--- START RECORD LIST ---
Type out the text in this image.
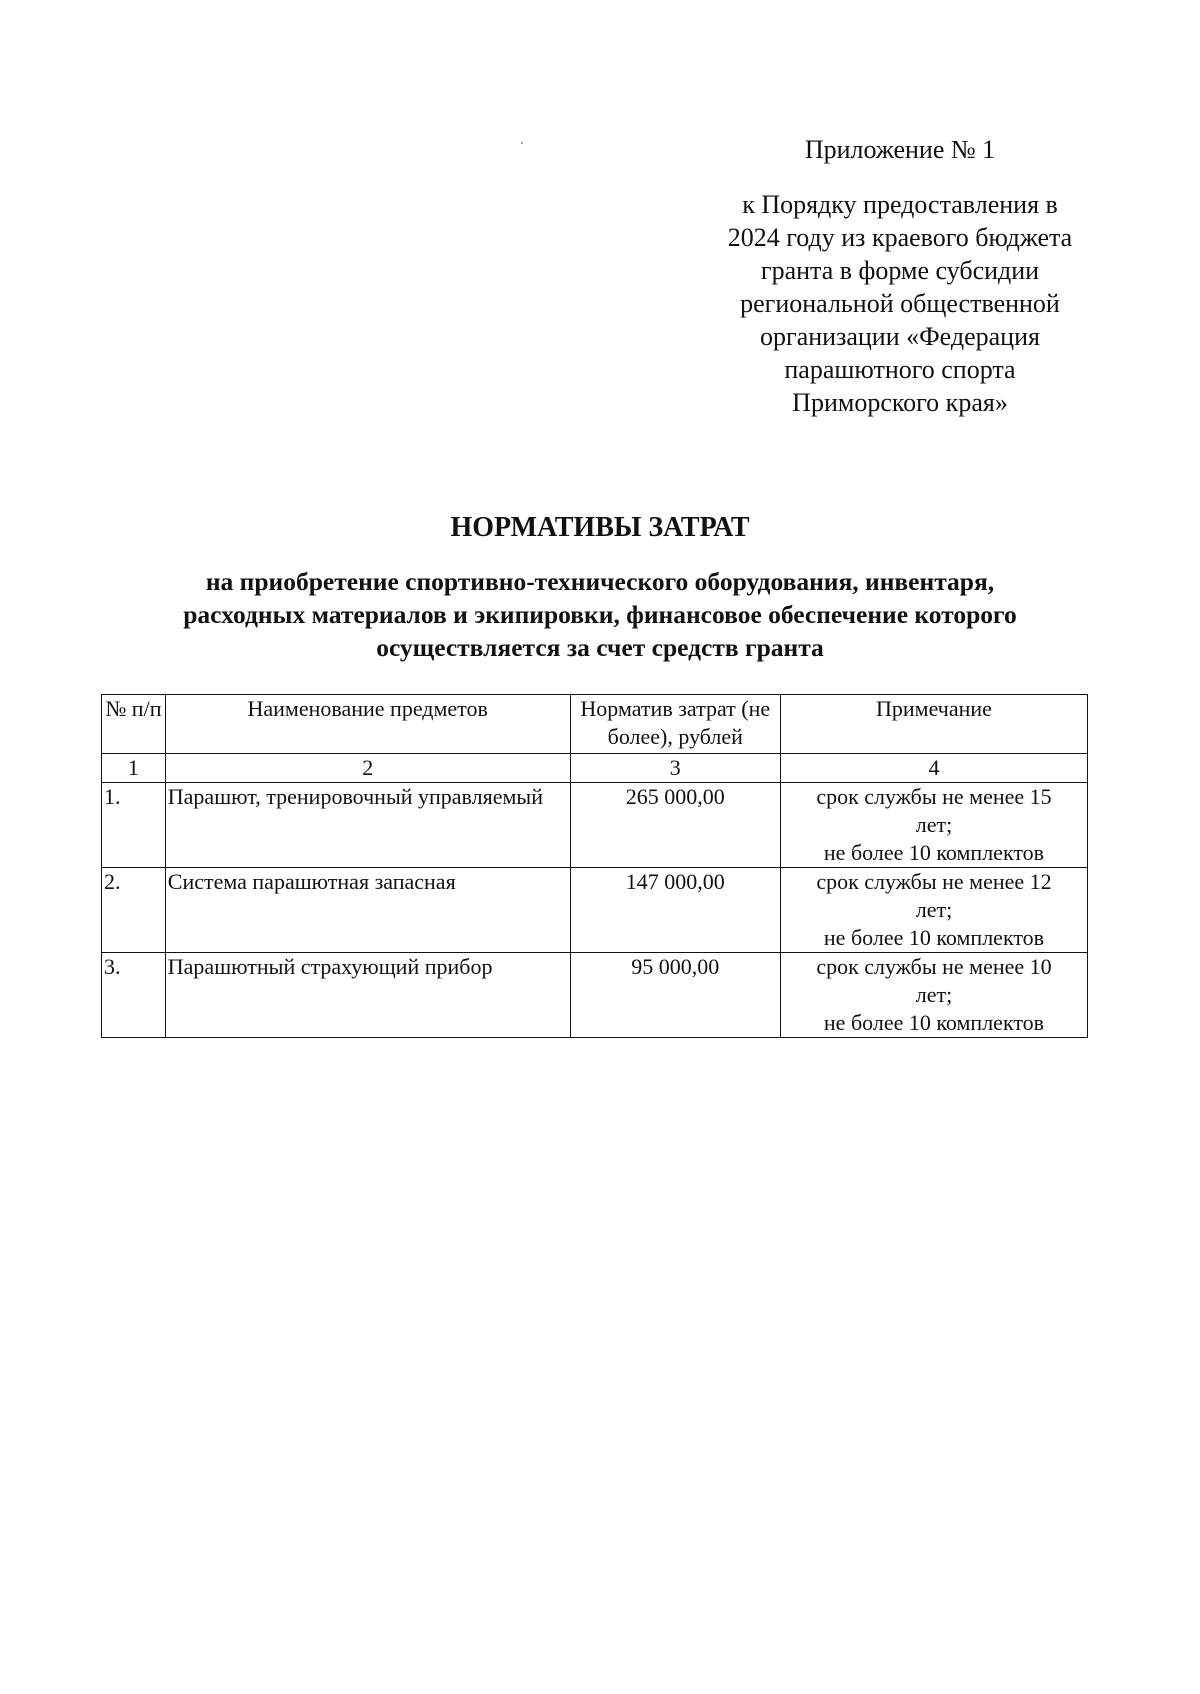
Приложение № 1
к Порядку предоставления в
2024 году из краевого бюджета
гранта в форме субсидии
региональной общественной
организации «Федерация
парашютного спорта
Приморского края»
НОРМАТИВЫ ЗАТРАТ
на приобретение спортивно-технического оборудования, инвентаря,
расходных материалов и экипировки, финансовое обеспечение которого
осуществляется за счет средств гранта
№ п/п	Наименование предметов	Норматив затрат (не более), рублей	Примечание
1	2	3	4
1.	Парашют, тренировочный управляемый	265 000,00	срок службы не менее 15
лет;
не более 10 комплектов

2.	Система парашютная запасная	147 000,00	срок службы не менее 12
лет;
не более 10 комплектов

3.	Парашютный страхующий прибор	95 000,00	срок службы не менее 10
лет;
не более 10 комплектов
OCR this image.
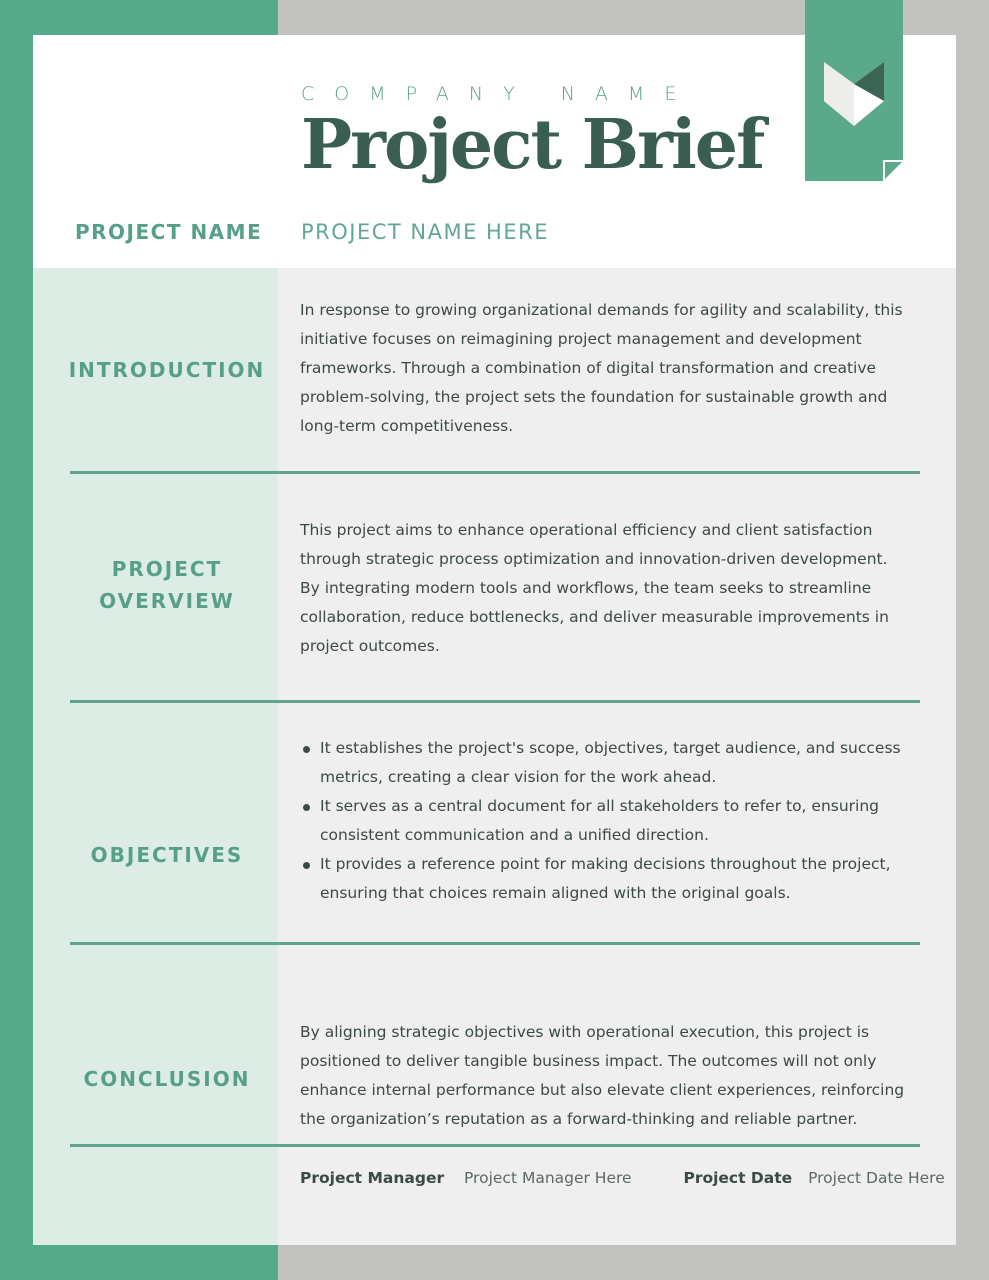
COMPANY NAME
Project Brief
PROJECT NAME PROJECT NAME HERE
INTRODUCTION
In response to growing organizational demands for agility and scalability, this initiative focuses on reimagining project management and development frameworks. Through a combination of digital transformation and creative problem-solving, the project sets the foundation for sustainable growth and long-term competitiveness.
PROJECT
OVERVIEW
This project aims to enhance operational efficiency and client satisfaction through strategic process optimization and innovation-driven development. By integrating modern tools and workflows, the team seeks to streamline collaboration, reduce bottlenecks, and deliver measurable improvements in project outcomes.
OBJECTIVES
It establishes the project's scope, objectives, target audience, and success metrics, creating a clear vision for the work ahead.
It serves as a central document for all stakeholders to refer to, ensuring consistent communication and a unified direction.
It provides a reference point for making decisions throughout the project, ensuring that choices remain aligned with the original goals.
CONCLUSION
By aligning strategic objectives with operational execution, this project is positioned to deliver tangible business impact. The outcomes will not only enhance internal performance but also elevate client experiences, reinforcing the organization’s reputation as a forward-thinking and reliable partner.
Project Manager Project Manager Here	Project Date Project Date Here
--- END RECORD LIST ---
TASK DETAILS:
Quote each line of the listing exactly, but leave the pictures out.

ANSWER TO THE TASK:
Type out the text in this image.
Приложение № 1
к Порядку предоставления в
2024 году из краевого бюджета
гранта в форме субсидии
региональной общественной
организации «Федерация
парашютного спорта
Приморского края»
НОРМАТИВЫ ЗАТРАТ
на приобретение спортивно-технического оборудования, инвентаря,
расходных материалов и экипировки, финансовое обеспечение которого
осуществляется за счет средств гранта
№ п/п	Наименование предметов	Норматив затрат (не более), рублей	Примечание
1	2	3	4
1.	Парашют, тренировочный управляемый	265 000,00	срок службы не менее 15
лет;
не более 10 комплектов

2.	Система парашютная запасная	147 000,00	срок службы не менее 12
лет;
не более 10 комплектов

3.	Парашютный страхующий прибор	95 000,00	срок службы не менее 10
лет;
не более 10 комплектов
OCR this image.
COMPANY NAME
Project Brief
PROJECT NAME PROJECT NAME HERE
INTRODUCTION
In response to growing organizational demands for agility and scalability, this initiative focuses on reimagining project management and development frameworks. Through a combination of digital transformation and creative problem-solving, the project sets the foundation for sustainable growth and long-term competitiveness.
PROJECT
OVERVIEW
This project aims to enhance operational efficiency and client satisfaction through strategic process optimization and innovation-driven development. By integrating modern tools and workflows, the team seeks to streamline collaboration, reduce bottlenecks, and deliver measurable improvements in project outcomes.
OBJECTIVES
It establishes the project's scope, objectives, target audience, and success metrics, creating a clear vision for the work ahead.
It serves as a central document for all stakeholders to refer to, ensuring consistent communication and a unified direction.
It provides a reference point for making decisions throughout the project, ensuring that choices remain aligned with the original goals.
CONCLUSION
By aligning strategic objectives with operational execution, this project is positioned to deliver tangible business impact. The outcomes will not only enhance internal performance but also elevate client experiences, reinforcing the organization’s reputation as a forward-thinking and reliable partner.
Project Manager Project Manager Here	Project Date Project Date Here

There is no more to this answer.